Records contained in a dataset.
# # #
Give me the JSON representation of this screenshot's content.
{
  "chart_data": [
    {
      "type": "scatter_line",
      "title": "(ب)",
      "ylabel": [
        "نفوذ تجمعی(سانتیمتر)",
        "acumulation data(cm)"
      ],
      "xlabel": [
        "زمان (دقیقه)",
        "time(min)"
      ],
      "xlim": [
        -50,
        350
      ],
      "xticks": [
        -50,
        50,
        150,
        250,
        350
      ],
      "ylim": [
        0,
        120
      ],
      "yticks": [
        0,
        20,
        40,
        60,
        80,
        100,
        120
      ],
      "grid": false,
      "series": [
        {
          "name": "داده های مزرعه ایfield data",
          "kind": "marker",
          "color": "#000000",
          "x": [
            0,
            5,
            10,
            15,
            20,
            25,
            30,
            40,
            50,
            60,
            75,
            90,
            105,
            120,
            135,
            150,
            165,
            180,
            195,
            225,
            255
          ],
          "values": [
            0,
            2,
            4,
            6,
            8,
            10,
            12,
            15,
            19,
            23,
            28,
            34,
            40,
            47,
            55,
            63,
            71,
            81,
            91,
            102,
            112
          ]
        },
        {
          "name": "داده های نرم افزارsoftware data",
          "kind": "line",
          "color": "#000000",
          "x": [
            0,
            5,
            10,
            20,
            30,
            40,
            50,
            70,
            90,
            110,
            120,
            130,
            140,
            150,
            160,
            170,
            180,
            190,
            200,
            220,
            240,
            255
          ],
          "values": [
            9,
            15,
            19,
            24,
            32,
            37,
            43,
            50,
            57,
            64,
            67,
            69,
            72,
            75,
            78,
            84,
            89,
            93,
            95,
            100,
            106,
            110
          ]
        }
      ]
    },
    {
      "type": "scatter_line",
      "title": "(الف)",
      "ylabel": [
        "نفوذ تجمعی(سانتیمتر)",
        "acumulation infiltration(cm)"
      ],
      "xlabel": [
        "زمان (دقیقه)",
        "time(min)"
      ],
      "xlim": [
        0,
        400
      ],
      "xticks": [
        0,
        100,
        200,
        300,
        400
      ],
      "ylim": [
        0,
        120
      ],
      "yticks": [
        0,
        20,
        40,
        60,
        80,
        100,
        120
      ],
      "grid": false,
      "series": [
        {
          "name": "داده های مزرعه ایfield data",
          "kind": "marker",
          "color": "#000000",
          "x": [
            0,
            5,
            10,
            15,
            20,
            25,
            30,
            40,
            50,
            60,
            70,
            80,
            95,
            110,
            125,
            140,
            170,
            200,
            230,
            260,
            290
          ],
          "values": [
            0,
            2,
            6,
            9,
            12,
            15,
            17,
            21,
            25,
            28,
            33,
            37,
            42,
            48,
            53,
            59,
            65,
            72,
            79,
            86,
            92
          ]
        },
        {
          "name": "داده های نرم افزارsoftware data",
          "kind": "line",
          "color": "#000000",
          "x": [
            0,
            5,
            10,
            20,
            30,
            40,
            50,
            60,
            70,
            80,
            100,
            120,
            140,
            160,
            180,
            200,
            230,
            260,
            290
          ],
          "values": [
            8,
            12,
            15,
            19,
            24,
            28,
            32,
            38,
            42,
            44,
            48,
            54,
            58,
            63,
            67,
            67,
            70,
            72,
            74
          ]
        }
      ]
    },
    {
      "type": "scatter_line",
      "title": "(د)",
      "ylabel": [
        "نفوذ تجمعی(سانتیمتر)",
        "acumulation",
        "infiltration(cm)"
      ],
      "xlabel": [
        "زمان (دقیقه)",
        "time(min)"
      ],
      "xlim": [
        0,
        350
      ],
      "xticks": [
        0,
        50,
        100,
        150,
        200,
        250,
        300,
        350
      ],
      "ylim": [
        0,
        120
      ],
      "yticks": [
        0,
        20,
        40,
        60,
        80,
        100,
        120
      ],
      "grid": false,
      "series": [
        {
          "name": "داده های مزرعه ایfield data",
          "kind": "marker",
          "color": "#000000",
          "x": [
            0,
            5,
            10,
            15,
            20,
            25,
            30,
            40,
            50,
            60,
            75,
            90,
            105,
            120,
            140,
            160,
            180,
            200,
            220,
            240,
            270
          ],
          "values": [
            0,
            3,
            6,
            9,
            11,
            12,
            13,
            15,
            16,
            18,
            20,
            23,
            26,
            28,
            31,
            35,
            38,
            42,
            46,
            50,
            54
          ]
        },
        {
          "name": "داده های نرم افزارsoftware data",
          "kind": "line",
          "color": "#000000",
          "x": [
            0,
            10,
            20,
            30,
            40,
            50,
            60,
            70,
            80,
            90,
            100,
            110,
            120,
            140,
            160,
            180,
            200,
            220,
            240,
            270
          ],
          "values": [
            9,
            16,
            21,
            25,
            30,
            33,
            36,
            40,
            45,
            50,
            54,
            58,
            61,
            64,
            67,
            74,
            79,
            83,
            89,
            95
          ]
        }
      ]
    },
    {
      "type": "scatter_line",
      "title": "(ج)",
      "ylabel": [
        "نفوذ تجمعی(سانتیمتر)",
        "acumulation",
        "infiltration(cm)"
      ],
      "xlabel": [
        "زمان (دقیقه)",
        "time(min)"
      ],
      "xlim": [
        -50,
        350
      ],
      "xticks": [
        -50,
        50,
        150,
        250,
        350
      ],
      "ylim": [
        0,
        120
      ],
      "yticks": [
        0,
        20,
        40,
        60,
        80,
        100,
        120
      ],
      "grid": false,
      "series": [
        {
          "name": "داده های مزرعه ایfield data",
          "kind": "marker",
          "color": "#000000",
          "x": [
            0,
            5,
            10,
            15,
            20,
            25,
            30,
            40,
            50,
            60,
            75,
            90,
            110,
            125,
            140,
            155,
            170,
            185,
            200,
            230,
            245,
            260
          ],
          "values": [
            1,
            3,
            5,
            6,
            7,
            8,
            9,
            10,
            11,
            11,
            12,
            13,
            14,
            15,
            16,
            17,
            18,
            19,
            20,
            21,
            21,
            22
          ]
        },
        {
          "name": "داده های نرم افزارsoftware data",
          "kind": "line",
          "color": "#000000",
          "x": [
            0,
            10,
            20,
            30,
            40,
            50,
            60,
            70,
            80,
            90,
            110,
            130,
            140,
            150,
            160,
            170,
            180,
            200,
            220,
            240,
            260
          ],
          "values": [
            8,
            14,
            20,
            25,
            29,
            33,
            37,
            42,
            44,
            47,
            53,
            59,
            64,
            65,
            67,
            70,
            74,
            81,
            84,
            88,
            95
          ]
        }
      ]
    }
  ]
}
# # #
SET TASK. Return all of the above records exactly, leaving no line out.

EXERCISE OUTPUT.
Give me the JSON representation of this screenshot's content.
{
  "chart_data": [
    {
      "type": "scatter_line",
      "title": "(ب)",
      "ylabel": [
        "نفوذ تجمعی(سانتیمتر)",
        "acumulation data(cm)"
      ],
      "xlabel": [
        "زمان (دقیقه)",
        "time(min)"
      ],
      "xlim": [
        -50,
        350
      ],
      "xticks": [
        -50,
        50,
        150,
        250,
        350
      ],
      "ylim": [
        0,
        120
      ],
      "yticks": [
        0,
        20,
        40,
        60,
        80,
        100,
        120
      ],
      "grid": false,
      "series": [
        {
          "name": "داده های مزرعه ایfield data",
          "kind": "marker",
          "color": "#000000",
          "x": [
            0,
            5,
            10,
            15,
            20,
            25,
            30,
            40,
            50,
            60,
            75,
            90,
            105,
            120,
            135,
            150,
            165,
            180,
            195,
            225,
            255
          ],
          "values": [
            0,
            2,
            4,
            6,
            8,
            10,
            12,
            15,
            19,
            23,
            28,
            34,
            40,
            47,
            55,
            63,
            71,
            81,
            91,
            102,
            112
          ]
        },
        {
          "name": "داده های نرم افزارsoftware data",
          "kind": "line",
          "color": "#000000",
          "x": [
            0,
            5,
            10,
            20,
            30,
            40,
            50,
            70,
            90,
            110,
            120,
            130,
            140,
            150,
            160,
            170,
            180,
            190,
            200,
            220,
            240,
            255
          ],
          "values": [
            9,
            15,
            19,
            24,
            32,
            37,
            43,
            50,
            57,
            64,
            67,
            69,
            72,
            75,
            78,
            84,
            89,
            93,
            95,
            100,
            106,
            110
          ]
        }
      ]
    },
    {
      "type": "scatter_line",
      "title": "(الف)",
      "ylabel": [
        "نفوذ تجمعی(سانتیمتر)",
        "acumulation infiltration(cm)"
      ],
      "xlabel": [
        "زمان (دقیقه)",
        "time(min)"
      ],
      "xlim": [
        0,
        400
      ],
      "xticks": [
        0,
        100,
        200,
        300,
        400
      ],
      "ylim": [
        0,
        120
      ],
      "yticks": [
        0,
        20,
        40,
        60,
        80,
        100,
        120
      ],
      "grid": false,
      "series": [
        {
          "name": "داده های مزرعه ایfield data",
          "kind": "marker",
          "color": "#000000",
          "x": [
            0,
            5,
            10,
            15,
            20,
            25,
            30,
            40,
            50,
            60,
            70,
            80,
            95,
            110,
            125,
            140,
            170,
            200,
            230,
            260,
            290
          ],
          "values": [
            0,
            2,
            6,
            9,
            12,
            15,
            17,
            21,
            25,
            28,
            33,
            37,
            42,
            48,
            53,
            59,
            65,
            72,
            79,
            86,
            92
          ]
        },
        {
          "name": "داده های نرم افزارsoftware data",
          "kind": "line",
          "color": "#000000",
          "x": [
            0,
            5,
            10,
            20,
            30,
            40,
            50,
            60,
            70,
            80,
            100,
            120,
            140,
            160,
            180,
            200,
            230,
            260,
            290
          ],
          "values": [
            8,
            12,
            15,
            19,
            24,
            28,
            32,
            38,
            42,
            44,
            48,
            54,
            58,
            63,
            67,
            67,
            70,
            72,
            74
          ]
        }
      ]
    },
    {
      "type": "scatter_line",
      "title": "(د)",
      "ylabel": [
        "نفوذ تجمعی(سانتیمتر)",
        "acumulation",
        "infiltration(cm)"
      ],
      "xlabel": [
        "زمان (دقیقه)",
        "time(min)"
      ],
      "xlim": [
        0,
        350
      ],
      "xticks": [
        0,
        50,
        100,
        150,
        200,
        250,
        300,
        350
      ],
      "ylim": [
        0,
        120
      ],
      "yticks": [
        0,
        20,
        40,
        60,
        80,
        100,
        120
      ],
      "grid": false,
      "series": [
        {
          "name": "داده های مزرعه ایfield data",
          "kind": "marker",
          "color": "#000000",
          "x": [
            0,
            5,
            10,
            15,
            20,
            25,
            30,
            40,
            50,
            60,
            75,
            90,
            105,
            120,
            140,
            160,
            180,
            200,
            220,
            240,
            270
          ],
          "values": [
            0,
            3,
            6,
            9,
            11,
            12,
            13,
            15,
            16,
            18,
            20,
            23,
            26,
            28,
            31,
            35,
            38,
            42,
            46,
            50,
            54
          ]
        },
        {
          "name": "داده های نرم افزارsoftware data",
          "kind": "line",
          "color": "#000000",
          "x": [
            0,
            10,
            20,
            30,
            40,
            50,
            60,
            70,
            80,
            90,
            100,
            110,
            120,
            140,
            160,
            180,
            200,
            220,
            240,
            270
          ],
          "values": [
            9,
            16,
            21,
            25,
            30,
            33,
            36,
            40,
            45,
            50,
            54,
            58,
            61,
            64,
            67,
            74,
            79,
            83,
            89,
            95
          ]
        }
      ]
    },
    {
      "type": "scatter_line",
      "title": "(ج)",
      "ylabel": [
        "نفوذ تجمعی(سانتیمتر)",
        "acumulation",
        "infiltration(cm)"
      ],
      "xlabel": [
        "زمان (دقیقه)",
        "time(min)"
      ],
      "xlim": [
        -50,
        350
      ],
      "xticks": [
        -50,
        50,
        150,
        250,
        350
      ],
      "ylim": [
        0,
        120
      ],
      "yticks": [
        0,
        20,
        40,
        60,
        80,
        100,
        120
      ],
      "grid": false,
      "series": [
        {
          "name": "داده های مزرعه ایfield data",
          "kind": "marker",
          "color": "#000000",
          "x": [
            0,
            5,
            10,
            15,
            20,
            25,
            30,
            40,
            50,
            60,
            75,
            90,
            110,
            125,
            140,
            155,
            170,
            185,
            200,
            230,
            245,
            260
          ],
          "values": [
            1,
            3,
            5,
            6,
            7,
            8,
            9,
            10,
            11,
            11,
            12,
            13,
            14,
            15,
            16,
            17,
            18,
            19,
            20,
            21,
            21,
            22
          ]
        },
        {
          "name": "داده های نرم افزارsoftware data",
          "kind": "line",
          "color": "#000000",
          "x": [
            0,
            10,
            20,
            30,
            40,
            50,
            60,
            70,
            80,
            90,
            110,
            130,
            140,
            150,
            160,
            170,
            180,
            200,
            220,
            240,
            260
          ],
          "values": [
            8,
            14,
            20,
            25,
            29,
            33,
            37,
            42,
            44,
            47,
            53,
            59,
            64,
            65,
            67,
            70,
            74,
            81,
            84,
            88,
            95
          ]
        }
      ]
    }
  ]
}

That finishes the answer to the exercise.